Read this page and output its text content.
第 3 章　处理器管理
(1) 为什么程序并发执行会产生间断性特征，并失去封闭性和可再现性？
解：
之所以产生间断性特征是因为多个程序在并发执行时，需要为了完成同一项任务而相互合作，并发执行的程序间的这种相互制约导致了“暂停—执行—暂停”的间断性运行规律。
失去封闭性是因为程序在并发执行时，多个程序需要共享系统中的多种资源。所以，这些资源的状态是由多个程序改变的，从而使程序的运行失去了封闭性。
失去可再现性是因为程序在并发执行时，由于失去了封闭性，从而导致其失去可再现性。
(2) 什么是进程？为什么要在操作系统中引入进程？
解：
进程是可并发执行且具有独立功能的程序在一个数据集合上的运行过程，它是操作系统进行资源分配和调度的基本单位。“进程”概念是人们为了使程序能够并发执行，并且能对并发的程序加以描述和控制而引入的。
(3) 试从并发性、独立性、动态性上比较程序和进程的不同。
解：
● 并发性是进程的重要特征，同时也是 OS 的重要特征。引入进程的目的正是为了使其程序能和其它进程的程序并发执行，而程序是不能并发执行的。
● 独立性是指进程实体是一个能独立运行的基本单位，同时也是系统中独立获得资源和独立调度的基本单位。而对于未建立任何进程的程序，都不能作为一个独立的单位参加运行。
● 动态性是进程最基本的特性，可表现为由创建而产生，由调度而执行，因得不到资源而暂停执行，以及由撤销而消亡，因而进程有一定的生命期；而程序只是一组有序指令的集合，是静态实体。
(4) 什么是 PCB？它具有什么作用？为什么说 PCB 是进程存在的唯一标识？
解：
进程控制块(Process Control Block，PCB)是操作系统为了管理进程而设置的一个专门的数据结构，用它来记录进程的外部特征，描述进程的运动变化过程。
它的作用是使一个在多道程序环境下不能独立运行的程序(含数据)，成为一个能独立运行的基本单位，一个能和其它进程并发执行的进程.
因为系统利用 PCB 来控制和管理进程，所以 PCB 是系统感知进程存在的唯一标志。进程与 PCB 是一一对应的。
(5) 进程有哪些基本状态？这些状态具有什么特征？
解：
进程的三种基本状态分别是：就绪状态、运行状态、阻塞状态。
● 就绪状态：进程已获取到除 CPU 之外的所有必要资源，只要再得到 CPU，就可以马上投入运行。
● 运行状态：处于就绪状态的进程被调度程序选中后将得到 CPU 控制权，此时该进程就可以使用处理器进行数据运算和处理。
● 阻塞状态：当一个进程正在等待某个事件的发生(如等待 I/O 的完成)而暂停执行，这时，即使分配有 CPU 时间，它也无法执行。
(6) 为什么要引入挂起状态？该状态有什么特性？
____________________
■ WHAT THE EXERCISE ASKS: Retype all the material above precisely, with no line left out.

■ THE RESULT:
Read this page and output its text content.
第 3 章　处理器管理
(1) 为什么程序并发执行会产生间断性特征，并失去封闭性和可再现性？
解：
之所以产生间断性特征是因为多个程序在并发执行时，需要为了完成同一项任务而相互合作，并发执行的程序间的这种相互制约导致了“暂停—执行—暂停”的间断性运行规律。
失去封闭性是因为程序在并发执行时，多个程序需要共享系统中的多种资源。所以，这些资源的状态是由多个程序改变的，从而使程序的运行失去了封闭性。
失去可再现性是因为程序在并发执行时，由于失去了封闭性，从而导致其失去可再现性。
(2) 什么是进程？为什么要在操作系统中引入进程？
解：
进程是可并发执行且具有独立功能的程序在一个数据集合上的运行过程，它是操作系统进行资源分配和调度的基本单位。“进程”概念是人们为了使程序能够并发执行，并且能对并发的程序加以描述和控制而引入的。
(3) 试从并发性、独立性、动态性上比较程序和进程的不同。
解：
● 并发性是进程的重要特征，同时也是 OS 的重要特征。引入进程的目的正是为了使其程序能和其它进程的程序并发执行，而程序是不能并发执行的。
● 独立性是指进程实体是一个能独立运行的基本单位，同时也是系统中独立获得资源和独立调度的基本单位。而对于未建立任何进程的程序，都不能作为一个独立的单位参加运行。
● 动态性是进程最基本的特性，可表现为由创建而产生，由调度而执行，因得不到资源而暂停执行，以及由撤销而消亡，因而进程有一定的生命期；而程序只是一组有序指令的集合，是静态实体。
(4) 什么是 PCB？它具有什么作用？为什么说 PCB 是进程存在的唯一标识？
解：
进程控制块(Process Control Block，PCB)是操作系统为了管理进程而设置的一个专门的数据结构，用它来记录进程的外部特征，描述进程的运动变化过程。
它的作用是使一个在多道程序环境下不能独立运行的程序(含数据)，成为一个能独立运行的基本单位，一个能和其它进程并发执行的进程.
因为系统利用 PCB 来控制和管理进程，所以 PCB 是系统感知进程存在的唯一标志。进程与 PCB 是一一对应的。
(5) 进程有哪些基本状态？这些状态具有什么特征？
解：
进程的三种基本状态分别是：就绪状态、运行状态、阻塞状态。
● 就绪状态：进程已获取到除 CPU 之外的所有必要资源，只要再得到 CPU，就可以马上投入运行。
● 运行状态：处于就绪状态的进程被调度程序选中后将得到 CPU 控制权，此时该进程就可以使用处理器进行数据运算和处理。
● 阻塞状态：当一个进程正在等待某个事件的发生(如等待 I/O 的完成)而暂停执行，这时，即使分配有 CPU 时间，它也无法执行。
(6) 为什么要引入挂起状态？该状态有什么特性？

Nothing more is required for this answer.